Leave out the pictures and retype exactly the lines from the one with "Read all visible" through the end of the records.

— START —

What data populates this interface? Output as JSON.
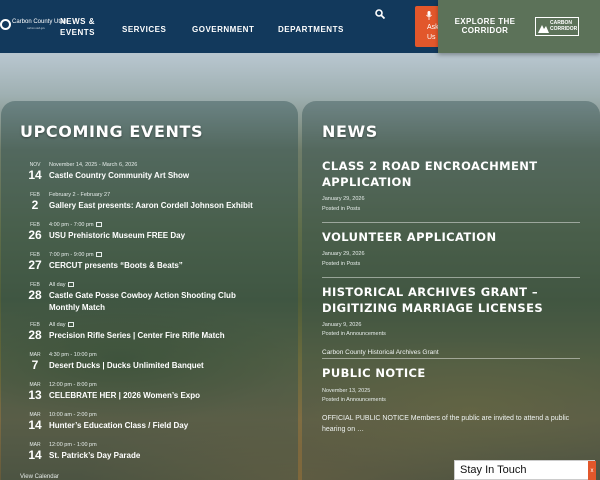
{
  "header": {
    "logo_text": "Carbon County Utah",
    "logo_sub": "carbon.utah.gov",
    "nav": [
      "NEWS & EVENTS",
      "SERVICES",
      "GOVERNMENT",
      "DEPARTMENTS"
    ],
    "search_icon": "search-icon",
    "ask_label": "Ask Us",
    "explore_label": "EXPLORE THE CORRIDOR",
    "corridor_logo": "CARBON CORRIDOR"
  },
  "events": {
    "title": "UPCOMING EVENTS",
    "items": [
      {
        "month": "NOV",
        "day": "14",
        "time": "November 14, 2025 - March 6, 2026",
        "title": "Castle Country Community Art Show"
      },
      {
        "month": "FEB",
        "day": "2",
        "time": "February 2 - February 27",
        "title": "Gallery East presents: Aaron Cordell Johnson Exhibit"
      },
      {
        "month": "FEB",
        "day": "26",
        "time": "4:00 pm - 7:00 pm",
        "title": "USU Prehistoric Museum FREE Day"
      },
      {
        "month": "FEB",
        "day": "27",
        "time": "7:00 pm - 9:00 pm",
        "title": "CERCUT presents “Boots & Beats”"
      },
      {
        "month": "FEB",
        "day": "28",
        "time": "All day",
        "title": "Castle Gate Posse Cowboy Action Shooting Club",
        "title2": "Monthly Match"
      },
      {
        "month": "FEB",
        "day": "28",
        "time": "All day",
        "title": "Precision Rifle Series | Center Fire Rifle Match"
      },
      {
        "month": "MAR",
        "day": "7",
        "time": "4:30 pm - 10:00 pm",
        "title": "Desert Ducks | Ducks Unlimited Banquet"
      },
      {
        "month": "MAR",
        "day": "13",
        "time": "12:00 pm - 8:00 pm",
        "title": "CELEBRATE HER | 2026 Women’s Expo"
      },
      {
        "month": "MAR",
        "day": "14",
        "time": "10:00 am - 2:00 pm",
        "title": "Hunter’s Education Class / Field Day"
      },
      {
        "month": "MAR",
        "day": "14",
        "time": "12:00 pm - 1:00 pm",
        "title": "St. Patrick’s Day Parade"
      }
    ],
    "view_calendar": "View Calendar"
  },
  "news": {
    "title": "NEWS",
    "items": [
      {
        "title": "CLASS 2 ROAD ENCROACHMENT APPLICATION",
        "date": "January 29, 2026",
        "category": "Posted in Posts"
      },
      {
        "title": "VOLUNTEER APPLICATION",
        "date": "January 29, 2026",
        "category": "Posted in Posts"
      },
      {
        "title": "HISTORICAL ARCHIVES GRANT – DIGITIZING MARRIAGE LICENSES",
        "date": "January 9, 2026",
        "category": "Posted in Announcements",
        "extra": "Carbon County Historical Archives Grant"
      },
      {
        "title": "PUBLIC NOTICE",
        "date": "November 13, 2025",
        "category": "Posted in Announcements",
        "excerpt": "OFFICIAL PUBLIC NOTICE Members of the public are invited to attend a public hearing on …"
      }
    ]
  },
  "stay_in_touch": {
    "label": "Stay In Touch",
    "close": "x"
  }
}
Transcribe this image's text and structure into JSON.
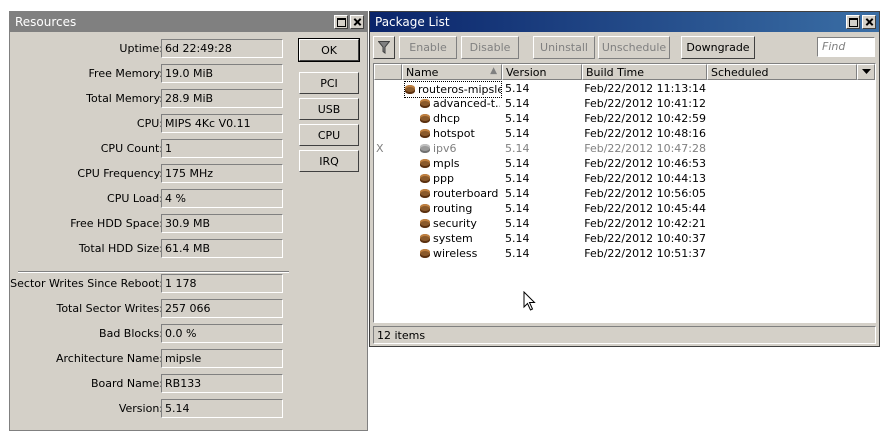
{
  "resources": {
    "title": "Resources",
    "rows": [
      {
        "label": "Uptime:",
        "value": "6d 22:49:28"
      },
      {
        "label": "Free Memory:",
        "value": "19.0 MiB"
      },
      {
        "label": "Total Memory:",
        "value": "28.9 MiB"
      },
      {
        "label": "CPU:",
        "value": "MIPS 4Kc V0.11"
      },
      {
        "label": "CPU Count:",
        "value": "1"
      },
      {
        "label": "CPU Frequency:",
        "value": "175 MHz"
      },
      {
        "label": "CPU Load:",
        "value": "4 %"
      },
      {
        "label": "Free HDD Space:",
        "value": "30.9 MB"
      },
      {
        "label": "Total HDD Size:",
        "value": "61.4 MB"
      },
      {
        "label": "Sector Writes Since Reboot:",
        "value": "1 178"
      },
      {
        "label": "Total Sector Writes:",
        "value": "257 066"
      },
      {
        "label": "Bad Blocks:",
        "value": "0.0 %"
      },
      {
        "label": "Architecture Name:",
        "value": "mipsle"
      },
      {
        "label": "Board Name:",
        "value": "RB133"
      },
      {
        "label": "Version:",
        "value": "5.14"
      }
    ],
    "buttons": {
      "ok": "OK",
      "pci": "PCI",
      "usb": "USB",
      "cpu": "CPU",
      "irq": "IRQ"
    }
  },
  "package_list": {
    "title": "Package List",
    "toolbar": {
      "filter_icon": "filter-icon",
      "enable": "Enable",
      "disable": "Disable",
      "uninstall": "Uninstall",
      "unschedule": "Unschedule",
      "downgrade": "Downgrade",
      "find_placeholder": "Find"
    },
    "columns": [
      "Name",
      "Version",
      "Build Time",
      "Scheduled"
    ],
    "rows": [
      {
        "flag": "",
        "name": "routeros-mipsle",
        "version": "5.14",
        "build": "Feb/22/2012 11:13:14",
        "scheduled": ""
      },
      {
        "flag": "",
        "name": "advanced-t...",
        "version": "5.14",
        "build": "Feb/22/2012 10:41:12",
        "scheduled": ""
      },
      {
        "flag": "",
        "name": "dhcp",
        "version": "5.14",
        "build": "Feb/22/2012 10:42:59",
        "scheduled": ""
      },
      {
        "flag": "",
        "name": "hotspot",
        "version": "5.14",
        "build": "Feb/22/2012 10:48:16",
        "scheduled": ""
      },
      {
        "flag": "X",
        "name": "ipv6",
        "version": "5.14",
        "build": "Feb/22/2012 10:47:28",
        "scheduled": ""
      },
      {
        "flag": "",
        "name": "mpls",
        "version": "5.14",
        "build": "Feb/22/2012 10:46:53",
        "scheduled": ""
      },
      {
        "flag": "",
        "name": "ppp",
        "version": "5.14",
        "build": "Feb/22/2012 10:44:13",
        "scheduled": ""
      },
      {
        "flag": "",
        "name": "routerboard",
        "version": "5.14",
        "build": "Feb/22/2012 10:56:05",
        "scheduled": ""
      },
      {
        "flag": "",
        "name": "routing",
        "version": "5.14",
        "build": "Feb/22/2012 10:45:44",
        "scheduled": ""
      },
      {
        "flag": "",
        "name": "security",
        "version": "5.14",
        "build": "Feb/22/2012 10:42:21",
        "scheduled": ""
      },
      {
        "flag": "",
        "name": "system",
        "version": "5.14",
        "build": "Feb/22/2012 10:40:37",
        "scheduled": ""
      },
      {
        "flag": "",
        "name": "wireless",
        "version": "5.14",
        "build": "Feb/22/2012 10:51:37",
        "scheduled": ""
      }
    ],
    "status": "12 items"
  }
}
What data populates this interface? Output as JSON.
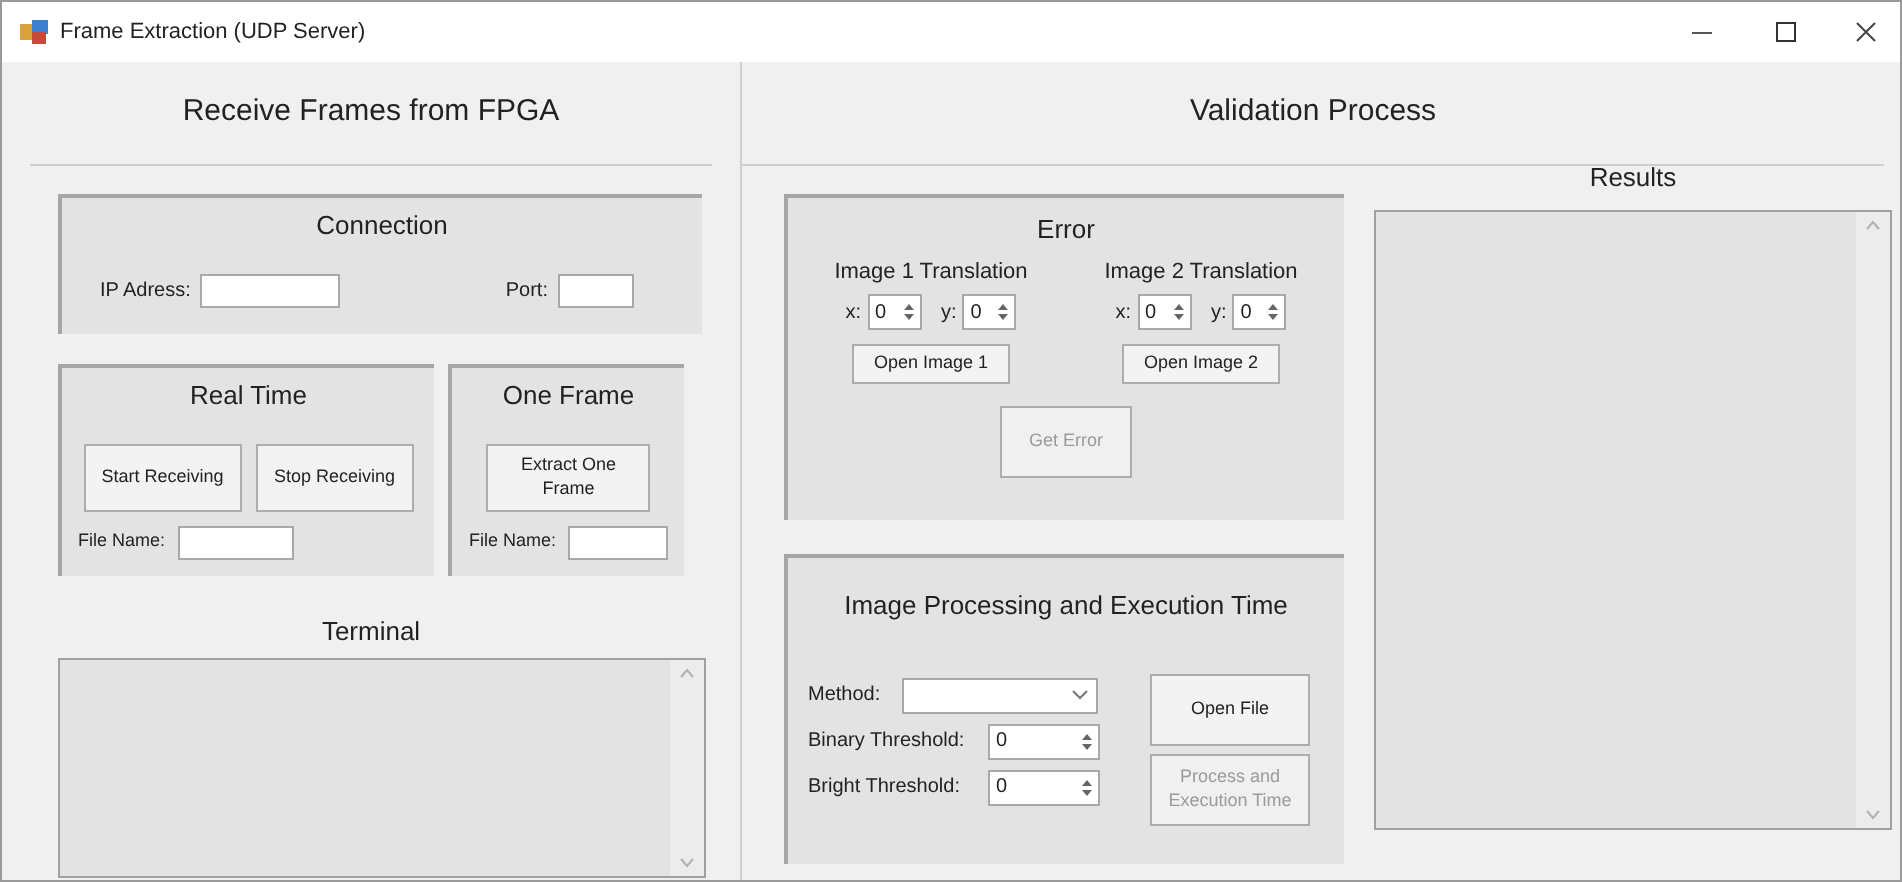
{
  "window": {
    "title": "Frame Extraction (UDP Server)"
  },
  "receive": {
    "heading": "Receive Frames from FPGA",
    "connection": {
      "title": "Connection",
      "fields": [
        {
          "label": "IP Adress:"
        },
        {
          "label": "Port:"
        }
      ]
    },
    "real_time": {
      "title": "Real Time",
      "buttons": [
        {
          "label": "Start Receiving",
          "disabled": false
        },
        {
          "label": "Stop Receiving",
          "disabled": false
        }
      ],
      "file_label": "File Name:"
    },
    "one_frame": {
      "title": "One Frame",
      "buttons": [
        {
          "label": "Extract One Frame",
          "disabled": false
        }
      ],
      "file_label": "File Name:"
    },
    "terminal": {
      "label": "Terminal"
    }
  },
  "validation": {
    "heading": "Validation Process",
    "error": {
      "title": "Error",
      "images": [
        {
          "title": "Image 1 Translation",
          "coords": [
            {
              "label": "x:",
              "value": "0"
            },
            {
              "label": "y:",
              "value": "0"
            }
          ],
          "button": {
            "label": "Open Image 1",
            "disabled": false
          }
        },
        {
          "title": "Image 2 Translation",
          "coords": [
            {
              "label": "x:",
              "value": "0"
            },
            {
              "label": "y:",
              "value": "0"
            }
          ],
          "button": {
            "label": "Open Image 2",
            "disabled": false
          }
        }
      ],
      "button": {
        "label": "Get Error",
        "disabled": true
      }
    },
    "processing": {
      "title": "Image Processing and Execution Time",
      "method_label": "Method:",
      "spinners": [
        {
          "label": "Binary Threshold:",
          "value": "0"
        },
        {
          "label": "Bright Threshold:",
          "value": "0"
        }
      ],
      "buttons": [
        {
          "label": "Open File",
          "disabled": false
        },
        {
          "label": "Process and Execution Time",
          "disabled": true
        }
      ]
    },
    "results": {
      "label": "Results"
    }
  }
}
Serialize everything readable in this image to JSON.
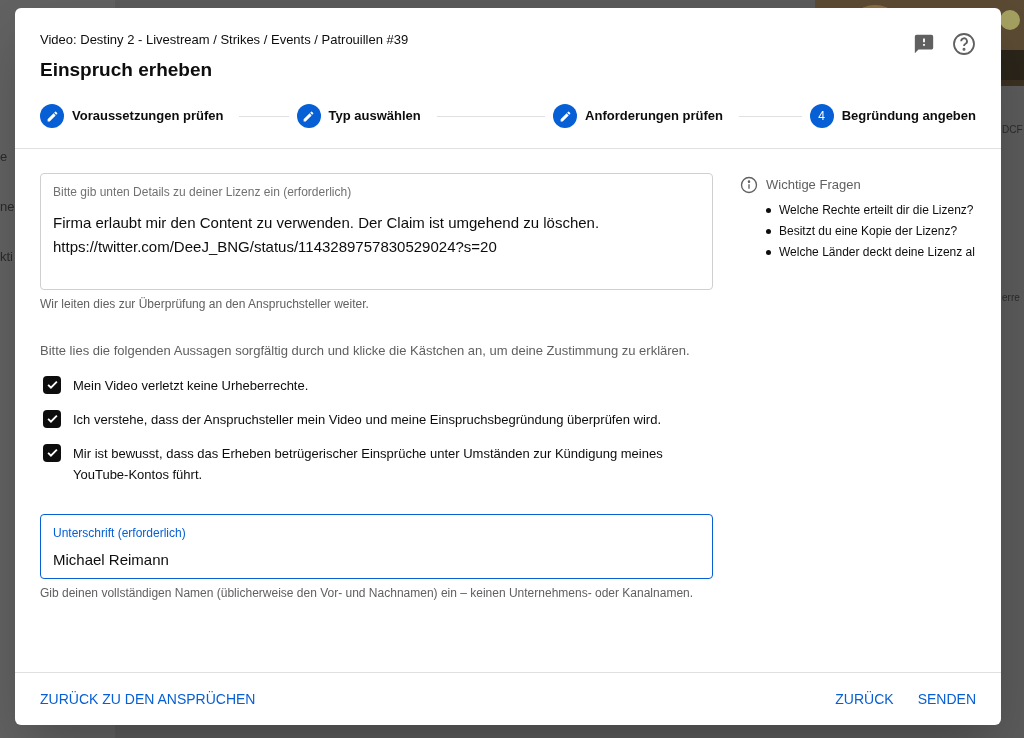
{
  "background": {
    "left_fragments": [
      "e",
      "ne",
      "kti"
    ],
    "right_fragments": [
      "DCF",
      "erre"
    ],
    "thumbnail": {
      "kind": "picture"
    }
  },
  "dialog": {
    "breadcrumb": "Video: Destiny 2 - Livestream / Strikes / Events / Patrouillen #39",
    "title": "Einspruch erheben",
    "steps": [
      {
        "kind": "done",
        "label": "Voraussetzungen prüfen"
      },
      {
        "kind": "done",
        "label": "Typ auswählen"
      },
      {
        "kind": "done",
        "label": "Anforderungen prüfen"
      },
      {
        "kind": "current",
        "number": "4",
        "label": "Begründung angeben"
      }
    ],
    "license_field": {
      "label": "Bitte gib unten Details zu deiner Lizenz ein (erforderlich)",
      "lines": [
        "Firma erlaubt mir den Content zu verwenden. Der Claim ist umgehend zu löschen.",
        "https://twitter.com/DeeJ_BNG/status/1143289757830529024?s=20"
      ],
      "helper": "Wir leiten dies zur Überprüfung an den Anspruchsteller weiter."
    },
    "agreement_intro": "Bitte lies die folgenden Aussagen sorgfältig durch und klicke die Kästchen an, um deine Zustimmung zu erklären.",
    "statements": [
      {
        "text": "Mein Video verletzt keine Urheberrechte.",
        "checked": true
      },
      {
        "text": "Ich verstehe, dass der Anspruchsteller mein Video und meine Einspruchsbegründung überprüfen wird.",
        "checked": true
      },
      {
        "text": "Mir ist bewusst, dass das Erheben betrügerischer Einsprüche unter Umständen zur Kündigung meines YouTube-Kontos führt.",
        "checked": true
      }
    ],
    "signature_field": {
      "label": "Unterschrift (erforderlich)",
      "value": "Michael Reimann",
      "helper": "Gib deinen vollständigen Namen (üblicherweise den Vor- und Nachnamen) ein – keinen Unternehmens- oder Kanalnamen."
    },
    "questions": {
      "title": "Wichtige Fragen",
      "items": [
        "Welche Rechte erteilt dir die Lizenz?",
        "Besitzt du eine Kopie der Lizenz?",
        "Welche Länder deckt deine Lizenz al"
      ]
    },
    "footer": {
      "left_button": "ZURÜCK ZU DEN ANSPRÜCHEN",
      "buttons": [
        "ZURÜCK",
        "SENDEN"
      ]
    }
  }
}
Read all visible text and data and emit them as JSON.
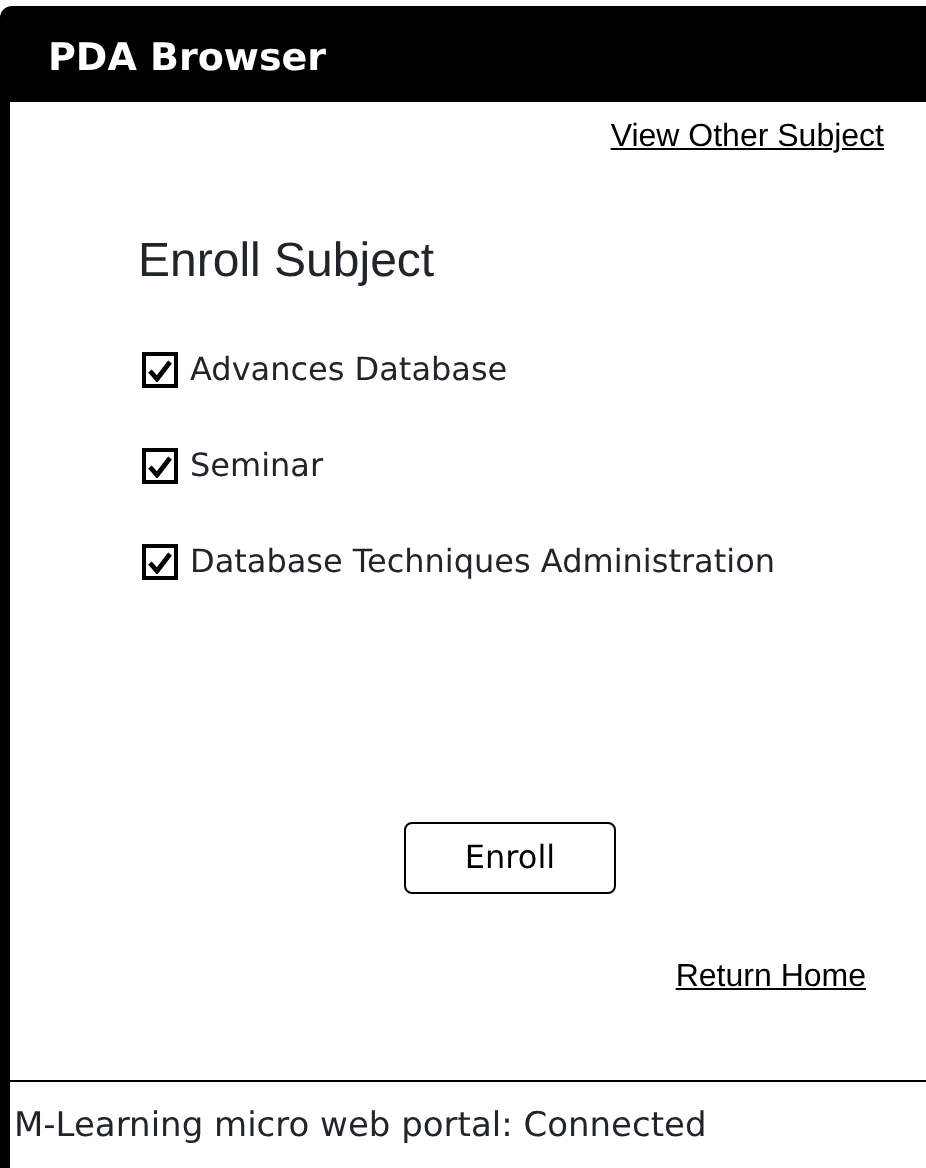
{
  "window": {
    "title": "PDA Browser"
  },
  "links": [
    {
      "label": "View Other Subject"
    }
  ],
  "heading": "Enroll Subject",
  "subjects": [
    {
      "label": "Advances Database",
      "checked": true
    },
    {
      "label": "Seminar",
      "checked": true
    },
    {
      "label": "Database Techniques Administration",
      "checked": true
    }
  ],
  "button": "Enroll",
  "footer_link": "Return Home",
  "status_bar": "M-Learning micro web portal: Connected"
}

— END —

ANSWER TO THE TASK:
Read all visible text and data and emit them as JSON.
{
  "window": {
    "title": "PDA Browser"
  },
  "links": [
    {
      "label": "View Other Subject"
    }
  ],
  "heading": "Enroll Subject",
  "subjects": [
    {
      "label": "Advances Database",
      "checked": true
    },
    {
      "label": "Seminar",
      "checked": true
    },
    {
      "label": "Database Techniques Administration",
      "checked": true
    }
  ],
  "button": "Enroll",
  "footer_link": "Return Home",
  "status_bar": "M-Learning micro web portal: Connected"
}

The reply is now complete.